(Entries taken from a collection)
_ _ _ _ _ _ _

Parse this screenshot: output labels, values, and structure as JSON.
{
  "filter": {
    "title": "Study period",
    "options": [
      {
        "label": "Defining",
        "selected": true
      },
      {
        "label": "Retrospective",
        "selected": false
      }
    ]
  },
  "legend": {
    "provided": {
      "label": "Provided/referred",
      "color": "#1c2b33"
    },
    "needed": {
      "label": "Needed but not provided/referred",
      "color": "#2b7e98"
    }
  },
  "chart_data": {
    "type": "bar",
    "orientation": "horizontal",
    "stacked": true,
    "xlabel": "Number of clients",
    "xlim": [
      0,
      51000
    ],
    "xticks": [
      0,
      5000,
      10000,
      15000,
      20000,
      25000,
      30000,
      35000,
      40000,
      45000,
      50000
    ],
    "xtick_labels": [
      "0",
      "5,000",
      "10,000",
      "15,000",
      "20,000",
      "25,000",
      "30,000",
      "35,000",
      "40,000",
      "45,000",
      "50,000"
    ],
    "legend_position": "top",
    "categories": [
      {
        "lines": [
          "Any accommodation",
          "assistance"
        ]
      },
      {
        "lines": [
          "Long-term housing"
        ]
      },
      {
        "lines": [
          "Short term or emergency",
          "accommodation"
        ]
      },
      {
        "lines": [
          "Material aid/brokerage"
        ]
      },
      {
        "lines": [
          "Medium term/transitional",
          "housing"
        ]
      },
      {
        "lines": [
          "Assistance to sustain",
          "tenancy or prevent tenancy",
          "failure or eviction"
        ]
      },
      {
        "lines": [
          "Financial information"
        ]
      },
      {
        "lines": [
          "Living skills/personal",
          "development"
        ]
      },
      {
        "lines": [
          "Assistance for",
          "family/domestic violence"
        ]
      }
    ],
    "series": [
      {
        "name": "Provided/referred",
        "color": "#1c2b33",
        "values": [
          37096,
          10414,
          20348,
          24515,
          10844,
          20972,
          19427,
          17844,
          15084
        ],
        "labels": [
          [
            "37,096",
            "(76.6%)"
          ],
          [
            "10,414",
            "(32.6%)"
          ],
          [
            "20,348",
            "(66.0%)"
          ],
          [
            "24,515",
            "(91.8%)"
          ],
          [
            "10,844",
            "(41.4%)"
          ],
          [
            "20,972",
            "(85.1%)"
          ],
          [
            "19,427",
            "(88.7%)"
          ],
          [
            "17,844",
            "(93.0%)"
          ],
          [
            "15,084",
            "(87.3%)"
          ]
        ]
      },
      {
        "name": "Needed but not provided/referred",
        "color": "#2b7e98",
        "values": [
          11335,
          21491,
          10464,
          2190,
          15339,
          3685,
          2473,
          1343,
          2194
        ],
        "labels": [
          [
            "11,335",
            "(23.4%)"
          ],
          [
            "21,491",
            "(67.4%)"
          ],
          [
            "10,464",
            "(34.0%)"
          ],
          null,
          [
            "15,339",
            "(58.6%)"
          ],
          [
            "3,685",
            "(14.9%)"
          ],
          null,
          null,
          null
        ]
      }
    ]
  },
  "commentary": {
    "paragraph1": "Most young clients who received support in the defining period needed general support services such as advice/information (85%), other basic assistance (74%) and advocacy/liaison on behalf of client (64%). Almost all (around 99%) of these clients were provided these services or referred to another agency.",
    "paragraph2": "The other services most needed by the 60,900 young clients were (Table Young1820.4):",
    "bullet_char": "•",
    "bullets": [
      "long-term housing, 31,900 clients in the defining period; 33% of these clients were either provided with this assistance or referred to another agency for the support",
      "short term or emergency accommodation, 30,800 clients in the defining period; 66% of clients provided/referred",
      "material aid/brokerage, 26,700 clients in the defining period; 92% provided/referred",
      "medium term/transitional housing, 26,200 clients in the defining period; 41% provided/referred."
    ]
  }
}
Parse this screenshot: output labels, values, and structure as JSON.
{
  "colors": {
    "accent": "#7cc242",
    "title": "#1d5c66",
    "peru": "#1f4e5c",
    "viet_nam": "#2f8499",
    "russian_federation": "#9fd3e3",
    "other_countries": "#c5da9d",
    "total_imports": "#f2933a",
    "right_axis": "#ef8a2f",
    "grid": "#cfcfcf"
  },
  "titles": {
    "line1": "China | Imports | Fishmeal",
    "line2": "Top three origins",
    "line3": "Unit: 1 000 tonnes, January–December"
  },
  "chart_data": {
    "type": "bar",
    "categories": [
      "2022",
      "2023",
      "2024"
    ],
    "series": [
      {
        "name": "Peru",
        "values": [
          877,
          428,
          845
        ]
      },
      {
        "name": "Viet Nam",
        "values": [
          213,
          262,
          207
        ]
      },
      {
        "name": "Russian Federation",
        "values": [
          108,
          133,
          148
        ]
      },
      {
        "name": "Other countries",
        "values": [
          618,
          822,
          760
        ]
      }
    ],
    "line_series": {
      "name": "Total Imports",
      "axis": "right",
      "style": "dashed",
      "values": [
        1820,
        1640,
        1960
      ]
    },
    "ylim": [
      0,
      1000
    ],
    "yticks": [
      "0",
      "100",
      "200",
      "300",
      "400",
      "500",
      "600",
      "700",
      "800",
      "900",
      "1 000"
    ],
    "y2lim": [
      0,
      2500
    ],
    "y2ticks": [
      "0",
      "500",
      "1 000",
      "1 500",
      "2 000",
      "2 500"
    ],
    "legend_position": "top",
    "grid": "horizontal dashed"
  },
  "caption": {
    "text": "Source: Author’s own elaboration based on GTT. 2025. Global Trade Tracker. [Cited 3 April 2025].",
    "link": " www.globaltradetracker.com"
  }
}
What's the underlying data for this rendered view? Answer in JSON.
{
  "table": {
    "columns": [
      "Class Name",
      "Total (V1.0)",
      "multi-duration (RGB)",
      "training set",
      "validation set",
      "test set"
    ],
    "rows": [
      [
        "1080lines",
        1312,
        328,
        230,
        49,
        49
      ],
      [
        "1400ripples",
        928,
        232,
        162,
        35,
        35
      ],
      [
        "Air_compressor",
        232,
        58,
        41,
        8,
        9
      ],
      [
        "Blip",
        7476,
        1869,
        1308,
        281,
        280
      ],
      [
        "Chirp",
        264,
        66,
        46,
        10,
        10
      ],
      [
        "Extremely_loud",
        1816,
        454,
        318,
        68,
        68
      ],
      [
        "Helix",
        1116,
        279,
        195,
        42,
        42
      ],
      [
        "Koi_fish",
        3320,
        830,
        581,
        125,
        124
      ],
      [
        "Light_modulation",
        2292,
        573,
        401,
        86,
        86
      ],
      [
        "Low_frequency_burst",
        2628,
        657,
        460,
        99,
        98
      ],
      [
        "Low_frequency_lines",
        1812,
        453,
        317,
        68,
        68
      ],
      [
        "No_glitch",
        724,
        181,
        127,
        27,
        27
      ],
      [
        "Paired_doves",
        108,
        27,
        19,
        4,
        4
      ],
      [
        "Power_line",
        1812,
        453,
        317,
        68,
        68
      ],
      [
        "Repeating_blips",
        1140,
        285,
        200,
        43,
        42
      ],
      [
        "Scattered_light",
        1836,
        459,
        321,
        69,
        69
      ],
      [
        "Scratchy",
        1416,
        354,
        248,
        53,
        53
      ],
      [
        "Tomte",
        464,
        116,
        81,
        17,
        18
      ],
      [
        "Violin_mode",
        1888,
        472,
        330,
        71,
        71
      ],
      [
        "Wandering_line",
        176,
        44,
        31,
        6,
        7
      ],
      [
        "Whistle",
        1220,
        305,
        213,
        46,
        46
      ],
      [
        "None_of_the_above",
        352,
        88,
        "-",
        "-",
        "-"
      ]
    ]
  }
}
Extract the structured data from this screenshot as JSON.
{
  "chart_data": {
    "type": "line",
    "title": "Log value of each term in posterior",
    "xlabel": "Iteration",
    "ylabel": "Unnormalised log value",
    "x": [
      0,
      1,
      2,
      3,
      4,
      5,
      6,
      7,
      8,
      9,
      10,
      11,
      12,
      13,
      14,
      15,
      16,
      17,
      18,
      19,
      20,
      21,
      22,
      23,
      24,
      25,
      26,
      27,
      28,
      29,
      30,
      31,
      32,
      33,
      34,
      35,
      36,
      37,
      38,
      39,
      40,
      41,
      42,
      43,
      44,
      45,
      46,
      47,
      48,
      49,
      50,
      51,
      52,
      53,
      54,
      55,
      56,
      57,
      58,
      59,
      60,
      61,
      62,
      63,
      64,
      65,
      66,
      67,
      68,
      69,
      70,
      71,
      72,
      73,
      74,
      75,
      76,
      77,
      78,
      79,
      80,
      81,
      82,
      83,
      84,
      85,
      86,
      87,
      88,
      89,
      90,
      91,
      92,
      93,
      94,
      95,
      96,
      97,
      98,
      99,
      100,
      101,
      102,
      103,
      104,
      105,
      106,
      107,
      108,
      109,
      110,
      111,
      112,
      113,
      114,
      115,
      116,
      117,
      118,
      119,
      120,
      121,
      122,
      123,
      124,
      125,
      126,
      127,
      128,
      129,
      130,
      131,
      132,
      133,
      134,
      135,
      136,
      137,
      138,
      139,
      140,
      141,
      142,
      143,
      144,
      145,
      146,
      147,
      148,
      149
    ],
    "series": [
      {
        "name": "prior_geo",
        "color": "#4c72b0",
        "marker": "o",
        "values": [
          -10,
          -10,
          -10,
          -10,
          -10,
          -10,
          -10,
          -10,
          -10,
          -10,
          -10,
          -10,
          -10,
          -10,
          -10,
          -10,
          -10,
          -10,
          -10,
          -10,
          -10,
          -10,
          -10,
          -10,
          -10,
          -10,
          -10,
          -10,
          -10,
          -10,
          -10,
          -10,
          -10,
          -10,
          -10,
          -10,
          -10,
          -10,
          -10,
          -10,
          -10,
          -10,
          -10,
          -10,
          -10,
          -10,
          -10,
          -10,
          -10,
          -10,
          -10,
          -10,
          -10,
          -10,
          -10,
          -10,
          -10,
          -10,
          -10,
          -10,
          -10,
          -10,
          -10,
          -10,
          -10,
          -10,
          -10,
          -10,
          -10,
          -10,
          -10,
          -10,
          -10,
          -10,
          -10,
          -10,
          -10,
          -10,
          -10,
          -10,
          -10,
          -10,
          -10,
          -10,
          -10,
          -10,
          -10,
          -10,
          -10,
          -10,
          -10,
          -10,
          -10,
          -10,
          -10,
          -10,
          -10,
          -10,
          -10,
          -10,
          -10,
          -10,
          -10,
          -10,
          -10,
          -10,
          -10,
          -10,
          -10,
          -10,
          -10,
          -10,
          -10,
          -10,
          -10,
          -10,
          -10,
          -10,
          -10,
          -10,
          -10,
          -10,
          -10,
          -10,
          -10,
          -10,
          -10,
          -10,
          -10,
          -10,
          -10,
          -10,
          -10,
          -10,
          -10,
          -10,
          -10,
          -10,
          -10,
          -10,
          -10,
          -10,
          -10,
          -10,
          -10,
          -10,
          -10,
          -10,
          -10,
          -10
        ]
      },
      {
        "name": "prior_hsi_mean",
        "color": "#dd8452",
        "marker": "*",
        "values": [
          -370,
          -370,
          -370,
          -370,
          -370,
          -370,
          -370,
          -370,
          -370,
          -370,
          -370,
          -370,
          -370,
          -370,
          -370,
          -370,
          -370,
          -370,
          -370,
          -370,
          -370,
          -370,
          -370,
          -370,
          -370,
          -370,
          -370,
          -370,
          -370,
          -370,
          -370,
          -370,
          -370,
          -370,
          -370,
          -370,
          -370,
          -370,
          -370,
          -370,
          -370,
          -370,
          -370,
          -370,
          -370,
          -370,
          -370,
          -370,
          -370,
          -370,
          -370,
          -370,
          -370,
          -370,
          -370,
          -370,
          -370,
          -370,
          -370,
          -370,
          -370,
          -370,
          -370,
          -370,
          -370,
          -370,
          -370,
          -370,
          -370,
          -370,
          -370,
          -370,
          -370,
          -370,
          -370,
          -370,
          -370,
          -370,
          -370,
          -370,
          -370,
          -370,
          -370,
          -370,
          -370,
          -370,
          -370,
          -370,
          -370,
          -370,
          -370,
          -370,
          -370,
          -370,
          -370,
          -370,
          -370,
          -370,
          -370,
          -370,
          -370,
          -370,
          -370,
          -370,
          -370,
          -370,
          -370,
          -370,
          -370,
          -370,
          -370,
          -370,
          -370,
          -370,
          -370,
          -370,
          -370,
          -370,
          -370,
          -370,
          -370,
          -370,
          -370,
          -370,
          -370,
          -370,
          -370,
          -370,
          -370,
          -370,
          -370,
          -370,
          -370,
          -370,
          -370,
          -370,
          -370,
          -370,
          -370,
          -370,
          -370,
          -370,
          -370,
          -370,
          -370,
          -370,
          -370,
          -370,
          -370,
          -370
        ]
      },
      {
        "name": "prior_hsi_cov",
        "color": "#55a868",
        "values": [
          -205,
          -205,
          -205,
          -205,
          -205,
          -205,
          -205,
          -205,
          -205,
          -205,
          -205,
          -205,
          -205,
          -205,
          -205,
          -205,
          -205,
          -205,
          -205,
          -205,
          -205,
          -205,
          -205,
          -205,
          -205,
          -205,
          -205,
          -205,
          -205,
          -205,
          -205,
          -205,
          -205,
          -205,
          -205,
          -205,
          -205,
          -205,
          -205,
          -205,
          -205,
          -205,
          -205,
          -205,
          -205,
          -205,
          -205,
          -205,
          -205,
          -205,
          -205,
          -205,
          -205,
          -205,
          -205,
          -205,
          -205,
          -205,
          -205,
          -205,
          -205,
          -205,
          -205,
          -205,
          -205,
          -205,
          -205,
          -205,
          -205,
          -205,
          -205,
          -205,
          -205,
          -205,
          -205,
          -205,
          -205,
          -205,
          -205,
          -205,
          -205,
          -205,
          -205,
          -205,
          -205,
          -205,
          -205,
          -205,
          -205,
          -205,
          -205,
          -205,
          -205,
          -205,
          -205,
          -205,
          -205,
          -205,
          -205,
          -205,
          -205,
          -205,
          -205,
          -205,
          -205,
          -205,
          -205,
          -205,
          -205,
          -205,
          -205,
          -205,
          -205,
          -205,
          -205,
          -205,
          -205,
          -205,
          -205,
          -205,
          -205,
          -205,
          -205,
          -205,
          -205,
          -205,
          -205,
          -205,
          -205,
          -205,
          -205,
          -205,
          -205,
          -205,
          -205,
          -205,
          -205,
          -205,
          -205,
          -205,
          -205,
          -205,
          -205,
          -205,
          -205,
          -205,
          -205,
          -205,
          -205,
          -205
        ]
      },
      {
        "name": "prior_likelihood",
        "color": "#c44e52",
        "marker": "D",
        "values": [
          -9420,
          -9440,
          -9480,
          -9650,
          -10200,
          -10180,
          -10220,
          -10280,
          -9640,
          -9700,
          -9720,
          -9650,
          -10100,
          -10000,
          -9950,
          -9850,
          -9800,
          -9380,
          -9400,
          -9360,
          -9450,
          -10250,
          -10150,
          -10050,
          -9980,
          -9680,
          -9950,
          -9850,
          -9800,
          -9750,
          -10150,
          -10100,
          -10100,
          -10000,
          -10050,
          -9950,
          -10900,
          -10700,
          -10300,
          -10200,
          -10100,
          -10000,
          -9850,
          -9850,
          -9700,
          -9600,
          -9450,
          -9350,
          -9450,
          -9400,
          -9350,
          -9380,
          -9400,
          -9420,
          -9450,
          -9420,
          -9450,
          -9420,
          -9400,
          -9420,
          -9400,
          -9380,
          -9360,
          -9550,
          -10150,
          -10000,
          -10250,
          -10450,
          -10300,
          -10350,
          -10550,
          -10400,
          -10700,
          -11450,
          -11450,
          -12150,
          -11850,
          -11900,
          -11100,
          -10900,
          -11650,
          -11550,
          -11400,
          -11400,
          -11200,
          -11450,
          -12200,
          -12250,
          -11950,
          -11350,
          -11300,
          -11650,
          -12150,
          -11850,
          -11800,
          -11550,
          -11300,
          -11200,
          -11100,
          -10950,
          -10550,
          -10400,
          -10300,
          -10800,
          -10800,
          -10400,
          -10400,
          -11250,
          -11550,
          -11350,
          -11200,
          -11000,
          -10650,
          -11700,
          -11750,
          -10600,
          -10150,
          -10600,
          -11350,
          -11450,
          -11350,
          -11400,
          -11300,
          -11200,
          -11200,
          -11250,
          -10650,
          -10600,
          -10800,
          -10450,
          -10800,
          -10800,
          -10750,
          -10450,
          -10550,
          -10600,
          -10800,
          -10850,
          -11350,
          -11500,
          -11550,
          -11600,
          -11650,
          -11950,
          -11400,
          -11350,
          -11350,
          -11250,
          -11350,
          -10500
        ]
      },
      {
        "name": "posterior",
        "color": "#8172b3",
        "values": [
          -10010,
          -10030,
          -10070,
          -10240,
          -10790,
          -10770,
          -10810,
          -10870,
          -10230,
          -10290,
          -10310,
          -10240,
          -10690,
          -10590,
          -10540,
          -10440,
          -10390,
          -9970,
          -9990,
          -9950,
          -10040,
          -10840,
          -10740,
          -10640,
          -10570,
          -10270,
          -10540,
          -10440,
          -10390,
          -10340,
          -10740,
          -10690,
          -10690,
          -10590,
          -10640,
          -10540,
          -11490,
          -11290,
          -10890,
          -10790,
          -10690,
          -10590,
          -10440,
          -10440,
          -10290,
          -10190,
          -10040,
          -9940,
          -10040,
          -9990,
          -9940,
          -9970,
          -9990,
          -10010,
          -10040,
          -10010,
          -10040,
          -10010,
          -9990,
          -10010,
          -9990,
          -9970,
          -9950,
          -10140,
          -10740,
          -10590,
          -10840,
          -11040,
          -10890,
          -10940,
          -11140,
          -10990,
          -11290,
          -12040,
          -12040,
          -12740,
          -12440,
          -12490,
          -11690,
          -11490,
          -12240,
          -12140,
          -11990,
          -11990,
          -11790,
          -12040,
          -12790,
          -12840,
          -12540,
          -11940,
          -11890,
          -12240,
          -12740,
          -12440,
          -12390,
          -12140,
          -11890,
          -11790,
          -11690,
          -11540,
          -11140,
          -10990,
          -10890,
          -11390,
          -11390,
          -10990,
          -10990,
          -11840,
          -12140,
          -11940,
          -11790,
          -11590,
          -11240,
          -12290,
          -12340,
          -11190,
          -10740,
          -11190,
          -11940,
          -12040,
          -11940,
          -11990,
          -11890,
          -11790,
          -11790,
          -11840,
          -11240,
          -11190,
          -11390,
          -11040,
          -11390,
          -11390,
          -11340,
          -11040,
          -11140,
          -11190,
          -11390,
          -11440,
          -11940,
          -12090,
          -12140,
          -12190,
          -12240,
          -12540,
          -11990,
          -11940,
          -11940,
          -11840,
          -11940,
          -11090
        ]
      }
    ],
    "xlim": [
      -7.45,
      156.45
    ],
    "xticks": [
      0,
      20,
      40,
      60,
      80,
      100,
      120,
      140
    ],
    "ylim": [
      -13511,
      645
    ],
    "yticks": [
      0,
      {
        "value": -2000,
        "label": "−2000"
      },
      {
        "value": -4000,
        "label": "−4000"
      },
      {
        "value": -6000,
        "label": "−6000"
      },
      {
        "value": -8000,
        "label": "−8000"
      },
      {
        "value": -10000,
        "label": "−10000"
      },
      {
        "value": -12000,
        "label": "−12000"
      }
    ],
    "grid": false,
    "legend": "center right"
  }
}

_ _ _ _ _ _ _

Identify the lines in the entries that hold "emergency" and return each one.

● Answer for this exercise
          "Short term or emergency",
      "short term or emergency accommodation, 30,800 clients in the defining period; 66% of clients provided/referred",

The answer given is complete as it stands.